The request
Check every line below for the word "jenaissante" and copy each one that has it.

-------

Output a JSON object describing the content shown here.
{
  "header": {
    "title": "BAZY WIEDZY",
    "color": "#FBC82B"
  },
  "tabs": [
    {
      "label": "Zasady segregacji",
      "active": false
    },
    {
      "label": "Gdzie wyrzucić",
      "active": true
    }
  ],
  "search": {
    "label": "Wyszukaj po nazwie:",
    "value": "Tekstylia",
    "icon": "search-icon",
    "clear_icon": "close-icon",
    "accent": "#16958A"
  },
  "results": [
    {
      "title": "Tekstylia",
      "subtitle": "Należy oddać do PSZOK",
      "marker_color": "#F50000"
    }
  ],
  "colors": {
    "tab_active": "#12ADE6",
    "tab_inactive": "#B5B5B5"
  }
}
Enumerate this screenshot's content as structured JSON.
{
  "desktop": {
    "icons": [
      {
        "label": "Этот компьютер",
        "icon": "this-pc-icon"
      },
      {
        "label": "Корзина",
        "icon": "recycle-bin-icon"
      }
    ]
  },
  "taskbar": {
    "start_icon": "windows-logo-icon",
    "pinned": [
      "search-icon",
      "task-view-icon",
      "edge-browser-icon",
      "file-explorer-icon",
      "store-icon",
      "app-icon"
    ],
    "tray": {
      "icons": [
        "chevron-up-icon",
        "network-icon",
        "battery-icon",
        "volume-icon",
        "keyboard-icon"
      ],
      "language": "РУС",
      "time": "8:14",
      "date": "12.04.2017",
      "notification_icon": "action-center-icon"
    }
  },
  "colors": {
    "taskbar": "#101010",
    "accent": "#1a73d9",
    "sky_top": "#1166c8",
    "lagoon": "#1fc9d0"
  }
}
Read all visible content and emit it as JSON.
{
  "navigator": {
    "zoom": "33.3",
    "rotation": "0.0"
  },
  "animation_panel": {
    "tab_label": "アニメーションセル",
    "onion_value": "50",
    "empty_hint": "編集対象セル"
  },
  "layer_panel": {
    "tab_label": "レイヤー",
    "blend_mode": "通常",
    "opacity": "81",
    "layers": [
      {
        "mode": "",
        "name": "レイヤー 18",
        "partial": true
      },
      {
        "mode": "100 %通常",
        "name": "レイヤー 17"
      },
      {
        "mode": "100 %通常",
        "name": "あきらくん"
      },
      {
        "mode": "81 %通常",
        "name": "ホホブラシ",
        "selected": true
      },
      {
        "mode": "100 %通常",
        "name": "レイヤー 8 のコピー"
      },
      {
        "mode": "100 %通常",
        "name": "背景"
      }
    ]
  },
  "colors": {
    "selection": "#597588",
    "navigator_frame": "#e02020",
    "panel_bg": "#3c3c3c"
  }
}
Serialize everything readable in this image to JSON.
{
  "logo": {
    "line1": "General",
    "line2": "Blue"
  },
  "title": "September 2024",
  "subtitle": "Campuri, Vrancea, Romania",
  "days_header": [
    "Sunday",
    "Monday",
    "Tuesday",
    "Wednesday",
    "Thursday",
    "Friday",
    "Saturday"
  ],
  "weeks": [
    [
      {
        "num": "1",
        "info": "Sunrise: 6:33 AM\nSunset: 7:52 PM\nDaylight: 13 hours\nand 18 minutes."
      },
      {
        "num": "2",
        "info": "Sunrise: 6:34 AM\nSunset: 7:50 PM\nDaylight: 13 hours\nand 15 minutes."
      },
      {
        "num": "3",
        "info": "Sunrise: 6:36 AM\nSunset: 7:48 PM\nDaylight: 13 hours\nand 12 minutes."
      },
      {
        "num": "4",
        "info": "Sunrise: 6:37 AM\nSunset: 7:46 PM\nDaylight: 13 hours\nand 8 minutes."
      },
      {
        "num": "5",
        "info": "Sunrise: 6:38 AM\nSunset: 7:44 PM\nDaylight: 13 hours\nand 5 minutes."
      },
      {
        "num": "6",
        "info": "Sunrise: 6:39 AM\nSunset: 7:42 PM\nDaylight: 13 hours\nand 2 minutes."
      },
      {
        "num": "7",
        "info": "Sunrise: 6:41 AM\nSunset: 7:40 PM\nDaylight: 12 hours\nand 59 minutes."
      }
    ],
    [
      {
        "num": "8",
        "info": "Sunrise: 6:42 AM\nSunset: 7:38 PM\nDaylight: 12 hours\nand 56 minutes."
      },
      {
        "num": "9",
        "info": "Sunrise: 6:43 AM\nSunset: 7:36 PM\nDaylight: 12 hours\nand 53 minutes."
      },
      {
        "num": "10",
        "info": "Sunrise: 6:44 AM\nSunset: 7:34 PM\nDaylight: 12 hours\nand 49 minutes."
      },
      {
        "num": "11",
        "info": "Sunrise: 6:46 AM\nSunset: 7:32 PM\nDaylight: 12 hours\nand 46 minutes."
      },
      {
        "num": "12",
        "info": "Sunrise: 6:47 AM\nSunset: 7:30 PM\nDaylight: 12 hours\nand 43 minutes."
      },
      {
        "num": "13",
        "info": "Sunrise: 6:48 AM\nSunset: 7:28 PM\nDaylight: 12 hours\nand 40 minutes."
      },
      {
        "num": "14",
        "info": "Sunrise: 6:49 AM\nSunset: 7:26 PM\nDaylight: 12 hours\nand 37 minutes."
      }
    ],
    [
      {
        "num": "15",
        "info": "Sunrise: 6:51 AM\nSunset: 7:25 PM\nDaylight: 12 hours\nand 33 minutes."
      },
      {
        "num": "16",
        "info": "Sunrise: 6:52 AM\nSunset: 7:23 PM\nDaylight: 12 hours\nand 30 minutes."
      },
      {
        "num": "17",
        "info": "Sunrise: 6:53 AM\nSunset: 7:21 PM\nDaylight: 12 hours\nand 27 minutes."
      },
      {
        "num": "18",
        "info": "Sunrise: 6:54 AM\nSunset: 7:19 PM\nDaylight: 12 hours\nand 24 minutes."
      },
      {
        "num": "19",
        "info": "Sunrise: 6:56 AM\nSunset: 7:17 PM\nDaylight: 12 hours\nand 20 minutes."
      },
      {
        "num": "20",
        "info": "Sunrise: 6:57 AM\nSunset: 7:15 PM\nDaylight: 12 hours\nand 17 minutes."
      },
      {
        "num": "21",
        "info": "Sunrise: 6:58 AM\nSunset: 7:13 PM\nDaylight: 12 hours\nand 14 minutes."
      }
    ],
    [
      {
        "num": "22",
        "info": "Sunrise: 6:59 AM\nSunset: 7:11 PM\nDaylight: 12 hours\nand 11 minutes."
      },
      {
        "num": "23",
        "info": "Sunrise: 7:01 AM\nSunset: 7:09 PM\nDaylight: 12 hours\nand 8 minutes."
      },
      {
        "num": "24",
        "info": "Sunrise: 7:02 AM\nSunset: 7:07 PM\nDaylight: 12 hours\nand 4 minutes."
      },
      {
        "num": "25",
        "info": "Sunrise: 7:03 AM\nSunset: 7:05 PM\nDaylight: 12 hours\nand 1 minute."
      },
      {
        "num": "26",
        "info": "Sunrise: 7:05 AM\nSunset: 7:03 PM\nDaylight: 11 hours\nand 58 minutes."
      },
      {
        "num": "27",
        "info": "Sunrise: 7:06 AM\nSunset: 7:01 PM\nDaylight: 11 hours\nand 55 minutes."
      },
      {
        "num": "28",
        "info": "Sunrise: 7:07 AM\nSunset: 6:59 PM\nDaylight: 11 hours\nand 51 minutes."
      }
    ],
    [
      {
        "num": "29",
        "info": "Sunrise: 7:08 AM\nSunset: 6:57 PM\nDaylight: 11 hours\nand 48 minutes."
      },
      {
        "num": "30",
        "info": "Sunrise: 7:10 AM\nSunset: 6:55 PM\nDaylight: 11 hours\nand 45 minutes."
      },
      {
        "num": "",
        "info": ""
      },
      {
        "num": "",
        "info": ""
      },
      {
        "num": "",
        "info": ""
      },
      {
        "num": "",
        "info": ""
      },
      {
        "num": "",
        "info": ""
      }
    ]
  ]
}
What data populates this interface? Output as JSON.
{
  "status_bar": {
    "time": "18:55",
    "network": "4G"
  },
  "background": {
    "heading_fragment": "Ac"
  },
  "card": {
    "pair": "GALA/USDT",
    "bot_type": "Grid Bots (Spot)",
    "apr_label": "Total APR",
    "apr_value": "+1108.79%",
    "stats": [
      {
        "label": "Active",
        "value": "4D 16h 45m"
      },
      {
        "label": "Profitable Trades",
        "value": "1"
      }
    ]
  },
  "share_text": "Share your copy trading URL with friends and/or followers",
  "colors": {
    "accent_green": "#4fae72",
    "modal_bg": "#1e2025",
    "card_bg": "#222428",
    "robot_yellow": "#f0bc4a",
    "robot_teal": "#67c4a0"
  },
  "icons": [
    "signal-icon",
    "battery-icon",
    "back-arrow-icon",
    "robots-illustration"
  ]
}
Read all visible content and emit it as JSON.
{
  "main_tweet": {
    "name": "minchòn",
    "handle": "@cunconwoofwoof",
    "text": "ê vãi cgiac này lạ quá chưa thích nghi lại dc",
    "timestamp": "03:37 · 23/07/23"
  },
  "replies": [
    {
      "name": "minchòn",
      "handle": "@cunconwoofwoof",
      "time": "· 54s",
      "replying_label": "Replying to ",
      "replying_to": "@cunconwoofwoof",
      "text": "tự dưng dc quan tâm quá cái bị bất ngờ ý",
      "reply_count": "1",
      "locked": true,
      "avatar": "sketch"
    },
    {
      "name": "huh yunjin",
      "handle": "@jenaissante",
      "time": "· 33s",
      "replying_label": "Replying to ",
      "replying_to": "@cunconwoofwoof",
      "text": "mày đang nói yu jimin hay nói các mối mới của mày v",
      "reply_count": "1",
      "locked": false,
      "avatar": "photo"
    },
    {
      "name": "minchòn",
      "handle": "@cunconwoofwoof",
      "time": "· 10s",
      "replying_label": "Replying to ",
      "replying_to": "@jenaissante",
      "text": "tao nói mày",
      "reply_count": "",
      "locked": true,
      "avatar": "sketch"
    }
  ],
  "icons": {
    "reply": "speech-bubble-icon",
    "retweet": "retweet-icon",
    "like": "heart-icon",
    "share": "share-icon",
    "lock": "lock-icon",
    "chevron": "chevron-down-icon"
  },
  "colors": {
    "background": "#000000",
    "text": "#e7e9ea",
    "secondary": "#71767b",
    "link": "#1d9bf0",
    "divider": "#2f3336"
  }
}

-------

Task response
      "handle": "@jenaissante",
      "replying_to": "@jenaissante",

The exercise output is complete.